EXERCISE: Scan the entries below and extract each line with the word "this" in it.

DATA SHOWN:
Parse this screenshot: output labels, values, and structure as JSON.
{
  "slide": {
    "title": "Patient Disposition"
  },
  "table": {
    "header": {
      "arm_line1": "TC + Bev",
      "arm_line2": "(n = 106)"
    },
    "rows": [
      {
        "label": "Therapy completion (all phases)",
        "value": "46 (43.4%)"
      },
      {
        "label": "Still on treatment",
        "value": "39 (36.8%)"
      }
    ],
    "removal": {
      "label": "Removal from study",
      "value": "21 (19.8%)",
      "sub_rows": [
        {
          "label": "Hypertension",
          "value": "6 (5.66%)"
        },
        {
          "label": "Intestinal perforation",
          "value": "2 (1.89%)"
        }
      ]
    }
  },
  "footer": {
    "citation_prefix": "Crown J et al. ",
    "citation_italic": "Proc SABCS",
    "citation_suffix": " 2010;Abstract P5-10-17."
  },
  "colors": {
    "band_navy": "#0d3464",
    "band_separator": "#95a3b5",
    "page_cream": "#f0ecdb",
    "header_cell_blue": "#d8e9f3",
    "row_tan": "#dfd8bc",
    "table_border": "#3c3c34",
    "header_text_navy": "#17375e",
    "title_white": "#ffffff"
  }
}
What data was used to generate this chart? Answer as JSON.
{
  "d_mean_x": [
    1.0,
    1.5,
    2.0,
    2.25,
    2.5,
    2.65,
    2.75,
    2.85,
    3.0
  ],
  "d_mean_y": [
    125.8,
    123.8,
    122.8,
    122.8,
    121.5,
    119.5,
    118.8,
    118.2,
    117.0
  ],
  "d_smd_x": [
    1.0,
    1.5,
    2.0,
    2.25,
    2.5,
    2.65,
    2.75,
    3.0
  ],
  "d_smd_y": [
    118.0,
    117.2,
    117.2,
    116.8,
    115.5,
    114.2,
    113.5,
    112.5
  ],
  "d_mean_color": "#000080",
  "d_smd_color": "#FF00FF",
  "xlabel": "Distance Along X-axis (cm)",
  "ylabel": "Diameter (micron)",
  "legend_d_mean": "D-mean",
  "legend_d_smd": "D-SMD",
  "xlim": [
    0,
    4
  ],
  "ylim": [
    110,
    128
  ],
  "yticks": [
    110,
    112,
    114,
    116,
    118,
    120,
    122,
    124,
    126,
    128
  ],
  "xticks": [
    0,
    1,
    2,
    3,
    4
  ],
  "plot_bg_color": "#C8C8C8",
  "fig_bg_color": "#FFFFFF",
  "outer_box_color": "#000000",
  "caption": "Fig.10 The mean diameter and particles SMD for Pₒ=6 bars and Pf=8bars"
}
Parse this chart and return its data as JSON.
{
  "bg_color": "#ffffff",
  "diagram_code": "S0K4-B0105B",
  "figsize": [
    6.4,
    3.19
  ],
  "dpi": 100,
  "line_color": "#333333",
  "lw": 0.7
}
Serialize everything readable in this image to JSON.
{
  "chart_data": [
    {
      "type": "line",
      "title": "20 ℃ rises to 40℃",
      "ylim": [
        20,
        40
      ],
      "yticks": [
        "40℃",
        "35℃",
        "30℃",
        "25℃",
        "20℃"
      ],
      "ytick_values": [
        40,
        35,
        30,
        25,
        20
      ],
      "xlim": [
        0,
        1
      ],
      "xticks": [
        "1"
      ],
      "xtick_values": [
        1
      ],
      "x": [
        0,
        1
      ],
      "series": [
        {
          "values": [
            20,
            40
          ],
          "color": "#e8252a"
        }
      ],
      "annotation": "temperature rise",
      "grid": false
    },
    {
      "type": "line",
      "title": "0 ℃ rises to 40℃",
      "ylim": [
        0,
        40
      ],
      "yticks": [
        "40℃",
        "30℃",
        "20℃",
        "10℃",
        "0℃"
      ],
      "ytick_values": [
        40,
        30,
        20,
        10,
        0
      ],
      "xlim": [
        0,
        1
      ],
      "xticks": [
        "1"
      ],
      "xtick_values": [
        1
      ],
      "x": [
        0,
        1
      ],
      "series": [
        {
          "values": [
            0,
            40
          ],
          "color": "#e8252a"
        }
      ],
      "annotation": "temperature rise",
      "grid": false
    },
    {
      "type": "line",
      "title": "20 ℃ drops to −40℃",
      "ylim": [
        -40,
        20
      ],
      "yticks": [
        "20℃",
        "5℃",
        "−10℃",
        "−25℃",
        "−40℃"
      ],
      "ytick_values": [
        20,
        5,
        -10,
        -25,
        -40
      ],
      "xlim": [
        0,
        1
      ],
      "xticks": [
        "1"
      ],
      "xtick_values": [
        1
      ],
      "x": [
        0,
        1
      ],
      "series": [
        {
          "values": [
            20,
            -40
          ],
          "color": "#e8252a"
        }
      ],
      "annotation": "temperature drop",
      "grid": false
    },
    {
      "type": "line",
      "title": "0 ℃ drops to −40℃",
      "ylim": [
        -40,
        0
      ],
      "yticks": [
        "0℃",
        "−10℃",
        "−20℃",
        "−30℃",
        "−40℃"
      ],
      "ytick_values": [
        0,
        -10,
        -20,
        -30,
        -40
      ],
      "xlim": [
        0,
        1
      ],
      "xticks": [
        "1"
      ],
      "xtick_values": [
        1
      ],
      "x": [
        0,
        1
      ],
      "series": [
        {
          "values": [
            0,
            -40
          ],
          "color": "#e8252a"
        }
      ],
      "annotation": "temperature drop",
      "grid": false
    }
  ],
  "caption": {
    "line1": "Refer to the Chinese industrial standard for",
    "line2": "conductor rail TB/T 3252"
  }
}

WRITTEN RESPONSE:
Parse this screenshot: output labels, values, and structure as JSON.
What data was used to generate this chart? Answer as JSON.
Parse this chart and return its data as JSON.
Serialize everything readable in this image to JSON.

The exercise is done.